— Your task —
Turn each line of the entries below into a JSON list of strings, one string per line, and leave out any blank lines.
[Start of Records supplied]
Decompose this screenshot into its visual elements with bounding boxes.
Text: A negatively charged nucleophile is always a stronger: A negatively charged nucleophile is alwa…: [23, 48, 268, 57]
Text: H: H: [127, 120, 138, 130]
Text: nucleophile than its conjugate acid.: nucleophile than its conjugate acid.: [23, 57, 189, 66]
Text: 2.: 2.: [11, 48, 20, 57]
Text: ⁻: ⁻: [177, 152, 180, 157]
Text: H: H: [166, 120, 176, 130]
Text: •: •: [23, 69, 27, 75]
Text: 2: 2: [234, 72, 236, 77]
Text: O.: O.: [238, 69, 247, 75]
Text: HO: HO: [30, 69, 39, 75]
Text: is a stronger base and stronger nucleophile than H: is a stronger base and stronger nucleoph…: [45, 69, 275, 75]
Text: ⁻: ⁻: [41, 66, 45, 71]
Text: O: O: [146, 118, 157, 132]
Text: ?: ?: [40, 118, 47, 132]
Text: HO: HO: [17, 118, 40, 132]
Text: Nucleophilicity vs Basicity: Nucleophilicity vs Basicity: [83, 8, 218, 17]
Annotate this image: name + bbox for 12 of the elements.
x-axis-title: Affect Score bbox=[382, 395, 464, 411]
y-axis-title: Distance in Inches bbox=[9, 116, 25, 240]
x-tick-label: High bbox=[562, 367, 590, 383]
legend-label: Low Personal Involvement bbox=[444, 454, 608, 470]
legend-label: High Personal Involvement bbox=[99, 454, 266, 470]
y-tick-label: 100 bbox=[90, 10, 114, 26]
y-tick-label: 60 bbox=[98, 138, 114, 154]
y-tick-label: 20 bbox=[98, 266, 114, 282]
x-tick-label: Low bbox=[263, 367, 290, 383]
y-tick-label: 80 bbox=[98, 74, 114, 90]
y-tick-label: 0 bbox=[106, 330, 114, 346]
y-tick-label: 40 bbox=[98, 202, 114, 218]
[End of Records supplied]
— Correct answer —
[
  "Decompose this screenshot into its visual elements with bounding boxes.",
  "Text: A negatively charged nucleophile is always a stronger: A negatively charged nucleophile is alwa…: [23, 48, 268, 57]",
  "Text: H: H: [127, 120, 138, 130]",
  "Text: nucleophile than its conjugate acid.: nucleophile than its conjugate acid.: [23, 57, 189, 66]",
  "Text: 2.: 2.: [11, 48, 20, 57]",
  "Text: ⁻: ⁻: [177, 152, 180, 157]",
  "Text: H: H: [166, 120, 176, 130]",
  "Text: •: •: [23, 69, 27, 75]",
  "Text: 2: 2: [234, 72, 236, 77]",
  "Text: O.: O.: [238, 69, 247, 75]",
  "Text: HO: HO: [30, 69, 39, 75]",
  "Text: is a stronger base and stronger nucleophile than H: is a stronger base and stronger nucleoph…: [45, 69, 275, 75]",
  "Text: ⁻: ⁻: [41, 66, 45, 71]",
  "Text: O: O: [146, 118, 157, 132]",
  "Text: ?: ?: [40, 118, 47, 132]",
  "Text: HO: HO: [17, 118, 40, 132]",
  "Text: Nucleophilicity vs Basicity: Nucleophilicity vs Basicity: [83, 8, 218, 17]",
  "Annotate this image: name + bbox for 12 of the elements.",
  "x-axis-title: Affect Score bbox=[382, 395, 464, 411]",
  "y-axis-title: Distance in Inches bbox=[9, 116, 25, 240]",
  "x-tick-label: High bbox=[562, 367, 590, 383]",
  "legend-label: Low Personal Involvement bbox=[444, 454, 608, 470]",
  "legend-label: High Personal Involvement bbox=[99, 454, 266, 470]",
  "y-tick-label: 100 bbox=[90, 10, 114, 26]",
  "y-tick-label: 60 bbox=[98, 138, 114, 154]",
  "y-tick-label: 20 bbox=[98, 266, 114, 282]",
  "x-tick-label: Low bbox=[263, 367, 290, 383]",
  "y-tick-label: 80 bbox=[98, 74, 114, 90]",
  "y-tick-label: 0 bbox=[106, 330, 114, 346]",
  "y-tick-label: 40 bbox=[98, 202, 114, 218]"
]